#### REQUIRED WORK:
Restate the listing that follows word for word, without its pictures.

* Start WORKING DATA *

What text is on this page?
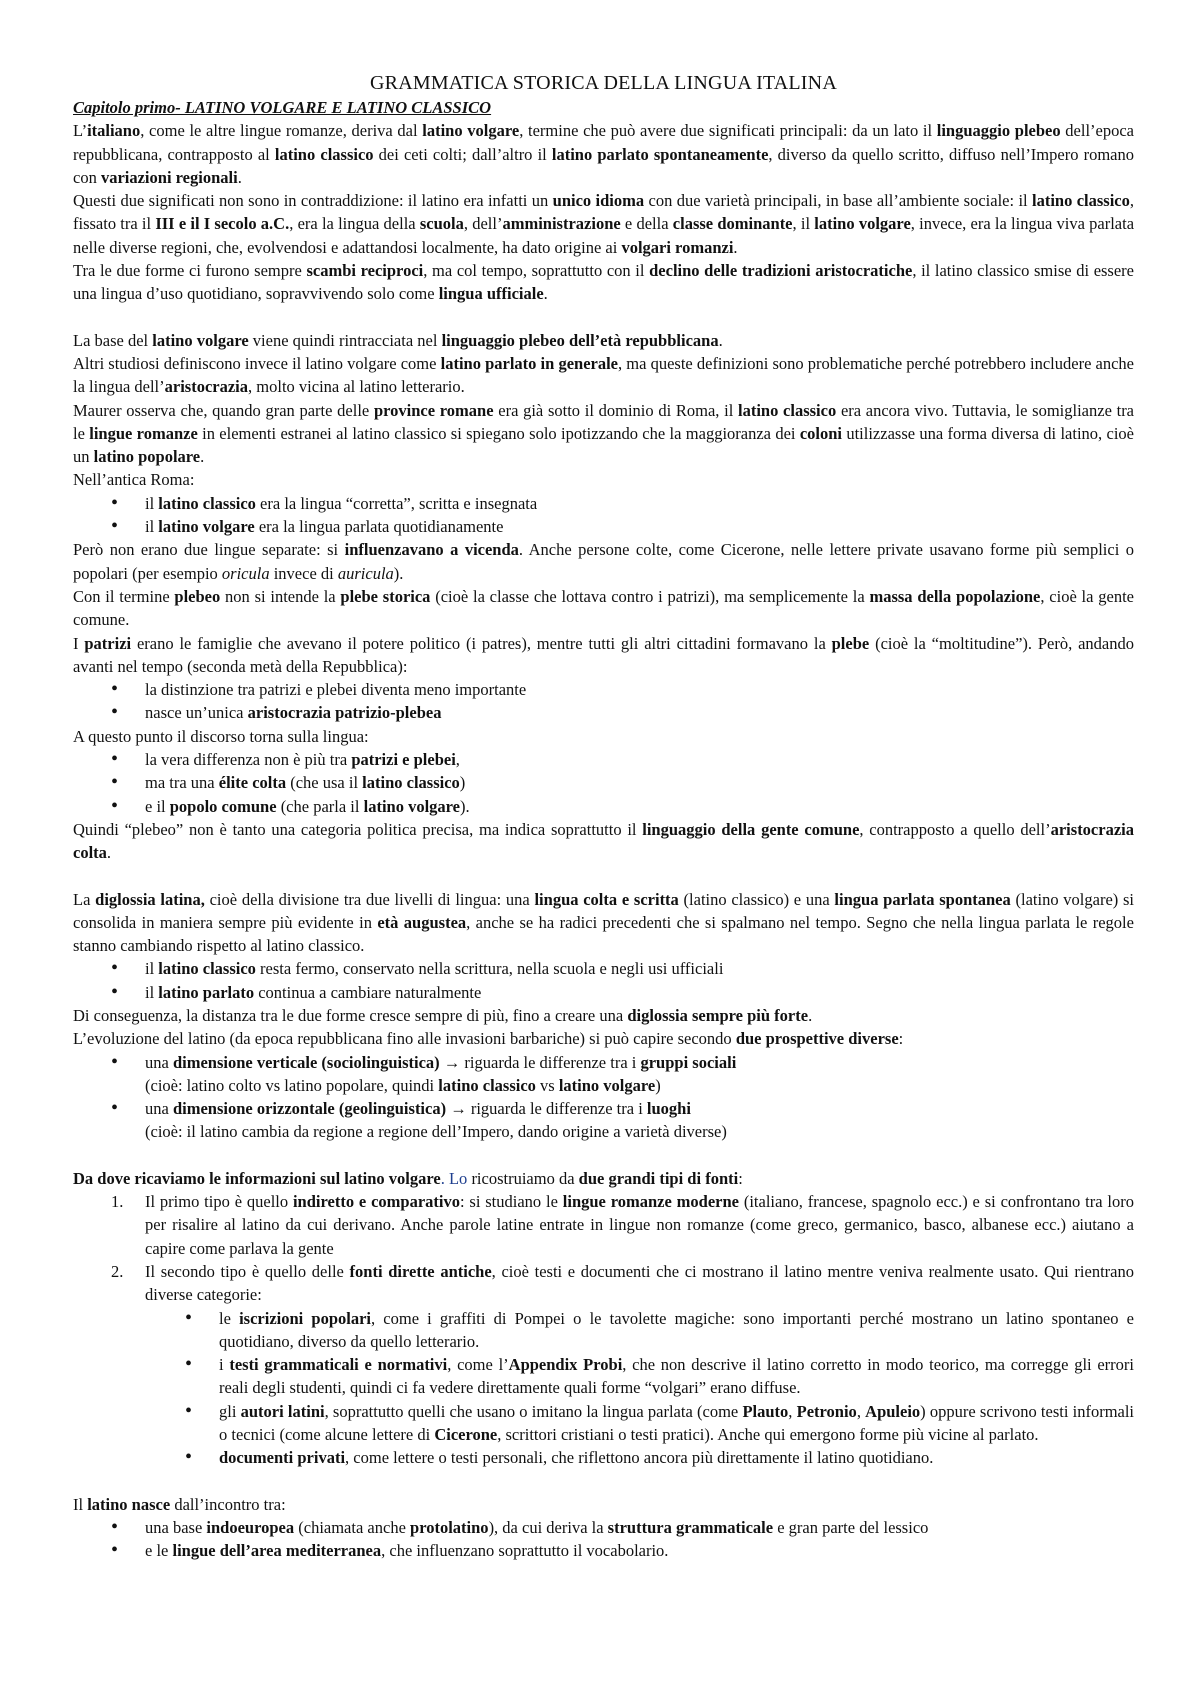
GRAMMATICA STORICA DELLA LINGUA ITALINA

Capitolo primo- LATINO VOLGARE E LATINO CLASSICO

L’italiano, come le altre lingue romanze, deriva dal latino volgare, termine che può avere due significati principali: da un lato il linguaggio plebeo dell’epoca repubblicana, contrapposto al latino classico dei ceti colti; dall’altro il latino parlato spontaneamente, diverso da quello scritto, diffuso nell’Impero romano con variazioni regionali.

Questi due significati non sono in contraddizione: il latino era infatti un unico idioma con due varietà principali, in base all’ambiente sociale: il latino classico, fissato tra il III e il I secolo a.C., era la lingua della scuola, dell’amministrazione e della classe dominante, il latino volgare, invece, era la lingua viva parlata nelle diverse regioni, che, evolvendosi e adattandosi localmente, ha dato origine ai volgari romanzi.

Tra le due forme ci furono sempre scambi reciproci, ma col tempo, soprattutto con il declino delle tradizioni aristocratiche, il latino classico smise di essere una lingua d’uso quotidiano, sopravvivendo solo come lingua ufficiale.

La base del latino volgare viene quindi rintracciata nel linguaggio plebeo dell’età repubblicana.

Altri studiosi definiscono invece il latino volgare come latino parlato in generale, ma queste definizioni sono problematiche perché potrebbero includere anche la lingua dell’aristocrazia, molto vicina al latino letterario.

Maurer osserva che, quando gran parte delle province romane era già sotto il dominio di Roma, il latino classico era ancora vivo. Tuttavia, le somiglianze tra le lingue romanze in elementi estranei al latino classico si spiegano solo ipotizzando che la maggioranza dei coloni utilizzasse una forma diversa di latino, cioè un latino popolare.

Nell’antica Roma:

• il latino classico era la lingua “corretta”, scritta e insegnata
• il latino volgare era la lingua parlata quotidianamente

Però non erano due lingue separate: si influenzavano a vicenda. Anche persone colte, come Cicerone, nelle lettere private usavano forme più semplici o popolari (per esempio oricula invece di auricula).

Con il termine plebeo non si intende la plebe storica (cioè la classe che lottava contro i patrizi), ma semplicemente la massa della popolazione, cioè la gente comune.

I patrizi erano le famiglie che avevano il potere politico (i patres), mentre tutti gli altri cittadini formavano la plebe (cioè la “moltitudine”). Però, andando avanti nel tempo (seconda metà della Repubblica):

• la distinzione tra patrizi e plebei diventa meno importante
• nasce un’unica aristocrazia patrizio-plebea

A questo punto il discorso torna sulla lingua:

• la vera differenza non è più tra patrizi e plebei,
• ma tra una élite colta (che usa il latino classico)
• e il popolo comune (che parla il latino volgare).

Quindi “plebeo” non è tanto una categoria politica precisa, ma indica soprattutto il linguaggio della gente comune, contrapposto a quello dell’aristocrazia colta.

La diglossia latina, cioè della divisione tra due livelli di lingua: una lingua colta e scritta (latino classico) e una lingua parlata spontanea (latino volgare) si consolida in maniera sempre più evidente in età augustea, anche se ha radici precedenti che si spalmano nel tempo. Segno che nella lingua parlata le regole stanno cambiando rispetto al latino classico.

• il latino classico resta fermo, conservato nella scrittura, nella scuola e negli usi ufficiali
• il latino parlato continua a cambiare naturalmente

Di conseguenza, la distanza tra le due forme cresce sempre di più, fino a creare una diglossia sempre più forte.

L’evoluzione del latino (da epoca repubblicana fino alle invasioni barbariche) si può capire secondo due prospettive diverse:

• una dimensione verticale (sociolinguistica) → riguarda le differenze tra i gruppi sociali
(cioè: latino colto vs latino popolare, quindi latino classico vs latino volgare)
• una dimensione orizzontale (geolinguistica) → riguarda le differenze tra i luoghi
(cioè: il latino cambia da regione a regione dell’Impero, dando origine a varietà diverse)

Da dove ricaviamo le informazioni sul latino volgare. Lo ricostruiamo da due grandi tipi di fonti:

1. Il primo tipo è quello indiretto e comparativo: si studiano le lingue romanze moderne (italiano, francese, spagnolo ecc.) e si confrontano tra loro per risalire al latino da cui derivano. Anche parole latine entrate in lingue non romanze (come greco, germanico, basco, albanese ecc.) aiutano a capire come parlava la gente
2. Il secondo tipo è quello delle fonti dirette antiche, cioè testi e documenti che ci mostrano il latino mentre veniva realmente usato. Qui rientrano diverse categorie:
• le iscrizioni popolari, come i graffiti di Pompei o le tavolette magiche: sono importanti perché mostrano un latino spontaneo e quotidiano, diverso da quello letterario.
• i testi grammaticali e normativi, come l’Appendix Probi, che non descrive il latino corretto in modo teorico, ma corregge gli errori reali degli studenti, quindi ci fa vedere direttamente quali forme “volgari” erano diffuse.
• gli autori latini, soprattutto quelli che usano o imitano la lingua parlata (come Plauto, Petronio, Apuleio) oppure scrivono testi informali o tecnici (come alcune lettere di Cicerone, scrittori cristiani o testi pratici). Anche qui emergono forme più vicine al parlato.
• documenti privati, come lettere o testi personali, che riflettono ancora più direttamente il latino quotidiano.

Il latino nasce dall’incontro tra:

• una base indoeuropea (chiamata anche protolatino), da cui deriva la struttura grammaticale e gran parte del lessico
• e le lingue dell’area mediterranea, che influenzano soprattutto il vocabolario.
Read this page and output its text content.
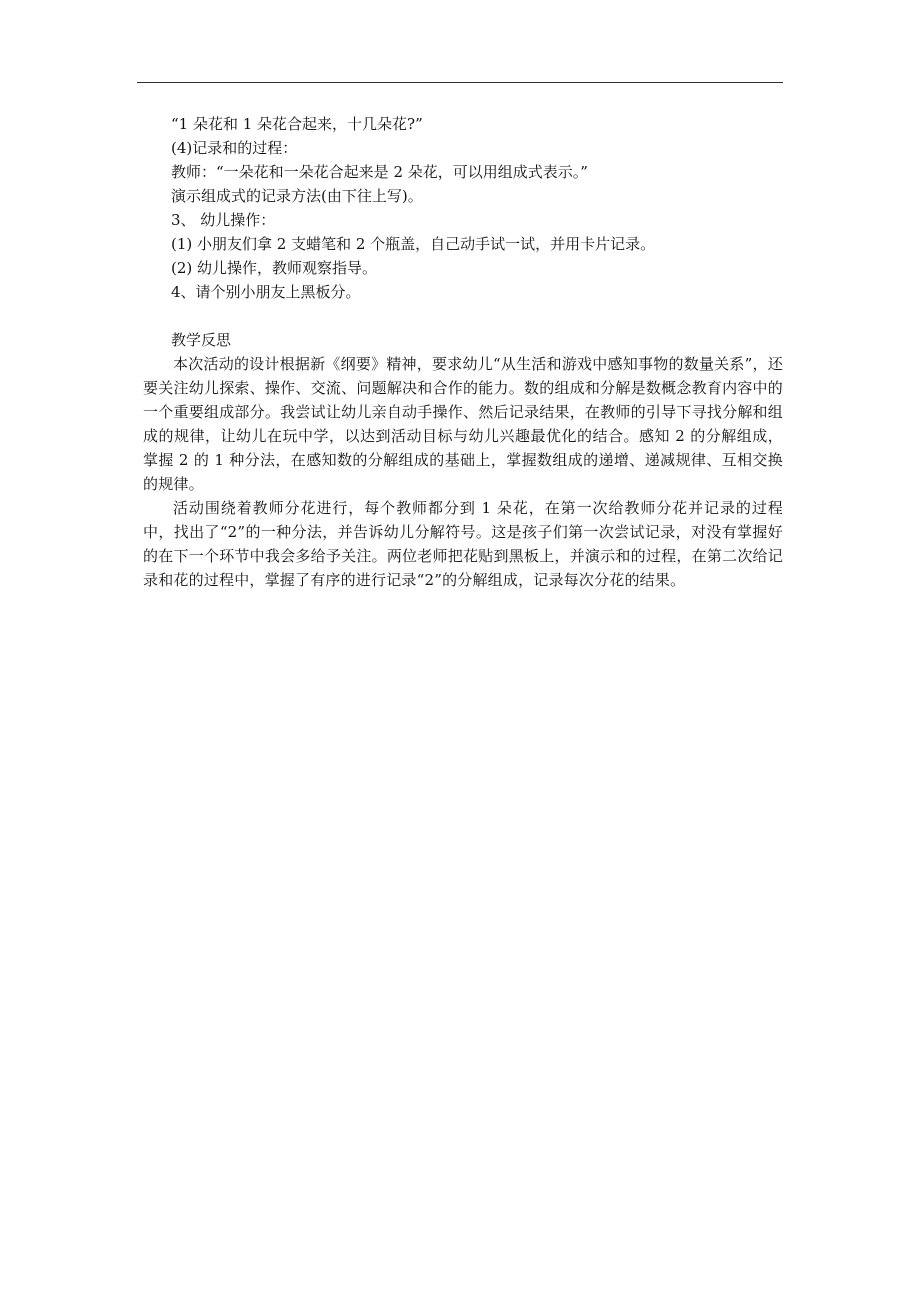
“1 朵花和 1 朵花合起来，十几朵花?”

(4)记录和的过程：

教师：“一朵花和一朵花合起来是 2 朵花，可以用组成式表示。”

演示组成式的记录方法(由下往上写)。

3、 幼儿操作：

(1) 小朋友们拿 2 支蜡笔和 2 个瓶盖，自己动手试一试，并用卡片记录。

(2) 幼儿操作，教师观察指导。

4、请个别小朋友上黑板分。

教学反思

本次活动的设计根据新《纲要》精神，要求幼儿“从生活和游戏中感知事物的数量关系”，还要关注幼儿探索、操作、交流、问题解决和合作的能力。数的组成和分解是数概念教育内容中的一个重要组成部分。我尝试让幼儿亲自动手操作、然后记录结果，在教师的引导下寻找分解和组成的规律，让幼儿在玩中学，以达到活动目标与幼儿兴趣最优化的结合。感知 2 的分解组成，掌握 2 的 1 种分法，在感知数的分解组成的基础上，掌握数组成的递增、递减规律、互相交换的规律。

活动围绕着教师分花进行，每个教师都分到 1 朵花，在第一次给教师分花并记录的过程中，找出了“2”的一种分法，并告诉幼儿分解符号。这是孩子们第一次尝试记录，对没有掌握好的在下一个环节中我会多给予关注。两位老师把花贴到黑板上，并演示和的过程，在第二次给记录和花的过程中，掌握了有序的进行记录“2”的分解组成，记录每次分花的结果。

* End WORKING DATA *

#### EXERCISE RESPONSE:
What text is on this page?
GRAMMATICA STORICA DELLA LINGUA ITALINA

Capitolo primo- LATINO VOLGARE E LATINO CLASSICO

L’italiano, come le altre lingue romanze, deriva dal latino volgare, termine che può avere due significati principali: da un lato il linguaggio plebeo dell’epoca repubblicana, contrapposto al latino classico dei ceti colti; dall’altro il latino parlato spontaneamente, diverso da quello scritto, diffuso nell’Impero romano con variazioni regionali.

Questi due significati non sono in contraddizione: il latino era infatti un unico idioma con due varietà principali, in base all’ambiente sociale: il latino classico, fissato tra il III e il I secolo a.C., era la lingua della scuola, dell’amministrazione e della classe dominante, il latino volgare, invece, era la lingua viva parlata nelle diverse regioni, che, evolvendosi e adattandosi localmente, ha dato origine ai volgari romanzi.

Tra le due forme ci furono sempre scambi reciproci, ma col tempo, soprattutto con il declino delle tradizioni aristocratiche, il latino classico smise di essere una lingua d’uso quotidiano, sopravvivendo solo come lingua ufficiale.

La base del latino volgare viene quindi rintracciata nel linguaggio plebeo dell’età repubblicana.

Altri studiosi definiscono invece il latino volgare come latino parlato in generale, ma queste definizioni sono problematiche perché potrebbero includere anche la lingua dell’aristocrazia, molto vicina al latino letterario.

Maurer osserva che, quando gran parte delle province romane era già sotto il dominio di Roma, il latino classico era ancora vivo. Tuttavia, le somiglianze tra le lingue romanze in elementi estranei al latino classico si spiegano solo ipotizzando che la maggioranza dei coloni utilizzasse una forma diversa di latino, cioè un latino popolare.

Nell’antica Roma:

• il latino classico era la lingua “corretta”, scritta e insegnata
• il latino volgare era la lingua parlata quotidianamente

Però non erano due lingue separate: si influenzavano a vicenda. Anche persone colte, come Cicerone, nelle lettere private usavano forme più semplici o popolari (per esempio oricula invece di auricula).

Con il termine plebeo non si intende la plebe storica (cioè la classe che lottava contro i patrizi), ma semplicemente la massa della popolazione, cioè la gente comune.

I patrizi erano le famiglie che avevano il potere politico (i patres), mentre tutti gli altri cittadini formavano la plebe (cioè la “moltitudine”). Però, andando avanti nel tempo (seconda metà della Repubblica):

• la distinzione tra patrizi e plebei diventa meno importante
• nasce un’unica aristocrazia patrizio-plebea

A questo punto il discorso torna sulla lingua:

• la vera differenza non è più tra patrizi e plebei,
• ma tra una élite colta (che usa il latino classico)
• e il popolo comune (che parla il latino volgare).

Quindi “plebeo” non è tanto una categoria politica precisa, ma indica soprattutto il linguaggio della gente comune, contrapposto a quello dell’aristocrazia colta.

La diglossia latina, cioè della divisione tra due livelli di lingua: una lingua colta e scritta (latino classico) e una lingua parlata spontanea (latino volgare) si consolida in maniera sempre più evidente in età augustea, anche se ha radici precedenti che si spalmano nel tempo. Segno che nella lingua parlata le regole stanno cambiando rispetto al latino classico.

• il latino classico resta fermo, conservato nella scrittura, nella scuola e negli usi ufficiali
• il latino parlato continua a cambiare naturalmente

Di conseguenza, la distanza tra le due forme cresce sempre di più, fino a creare una diglossia sempre più forte.

L’evoluzione del latino (da epoca repubblicana fino alle invasioni barbariche) si può capire secondo due prospettive diverse:

• una dimensione verticale (sociolinguistica) → riguarda le differenze tra i gruppi sociali
(cioè: latino colto vs latino popolare, quindi latino classico vs latino volgare)
• una dimensione orizzontale (geolinguistica) → riguarda le differenze tra i luoghi
(cioè: il latino cambia da regione a regione dell’Impero, dando origine a varietà diverse)

Da dove ricaviamo le informazioni sul latino volgare. Lo ricostruiamo da due grandi tipi di fonti:

1. Il primo tipo è quello indiretto e comparativo: si studiano le lingue romanze moderne (italiano, francese, spagnolo ecc.) e si confrontano tra loro per risalire al latino da cui derivano. Anche parole latine entrate in lingue non romanze (come greco, germanico, basco, albanese ecc.) aiutano a capire come parlava la gente
2. Il secondo tipo è quello delle fonti dirette antiche, cioè testi e documenti che ci mostrano il latino mentre veniva realmente usato. Qui rientrano diverse categorie:
• le iscrizioni popolari, come i graffiti di Pompei o le tavolette magiche: sono importanti perché mostrano un latino spontaneo e quotidiano, diverso da quello letterario.
• i testi grammaticali e normativi, come l’Appendix Probi, che non descrive il latino corretto in modo teorico, ma corregge gli errori reali degli studenti, quindi ci fa vedere direttamente quali forme “volgari” erano diffuse.
• gli autori latini, soprattutto quelli che usano o imitano la lingua parlata (come Plauto, Petronio, Apuleio) oppure scrivono testi informali o tecnici (come alcune lettere di Cicerone, scrittori cristiani o testi pratici). Anche qui emergono forme più vicine al parlato.
• documenti privati, come lettere o testi personali, che riflettono ancora più direttamente il latino quotidiano.

Il latino nasce dall’incontro tra:

• una base indoeuropea (chiamata anche protolatino), da cui deriva la struttura grammaticale e gran parte del lessico
• e le lingue dell’area mediterranea, che influenzano soprattutto il vocabolario.
Read this page and output its text content.
“1 朵花和 1 朵花合起来，十几朵花?”

(4)记录和的过程：

教师：“一朵花和一朵花合起来是 2 朵花，可以用组成式表示。”

演示组成式的记录方法(由下往上写)。

3、 幼儿操作：

(1) 小朋友们拿 2 支蜡笔和 2 个瓶盖，自己动手试一试，并用卡片记录。

(2) 幼儿操作，教师观察指导。

4、请个别小朋友上黑板分。

教学反思

本次活动的设计根据新《纲要》精神，要求幼儿“从生活和游戏中感知事物的数量关系”，还要关注幼儿探索、操作、交流、问题解决和合作的能力。数的组成和分解是数概念教育内容中的一个重要组成部分。我尝试让幼儿亲自动手操作、然后记录结果，在教师的引导下寻找分解和组成的规律，让幼儿在玩中学，以达到活动目标与幼儿兴趣最优化的结合。感知 2 的分解组成，掌握 2 的 1 种分法，在感知数的分解组成的基础上，掌握数组成的递增、递减规律、互相交换的规律。

活动围绕着教师分花进行，每个教师都分到 1 朵花，在第一次给教师分花并记录的过程中，找出了“2”的一种分法，并告诉幼儿分解符号。这是孩子们第一次尝试记录，对没有掌握好的在下一个环节中我会多给予关注。两位老师把花贴到黑板上，并演示和的过程，在第二次给记录和花的过程中，掌握了有序的进行记录“2”的分解组成，记录每次分花的结果。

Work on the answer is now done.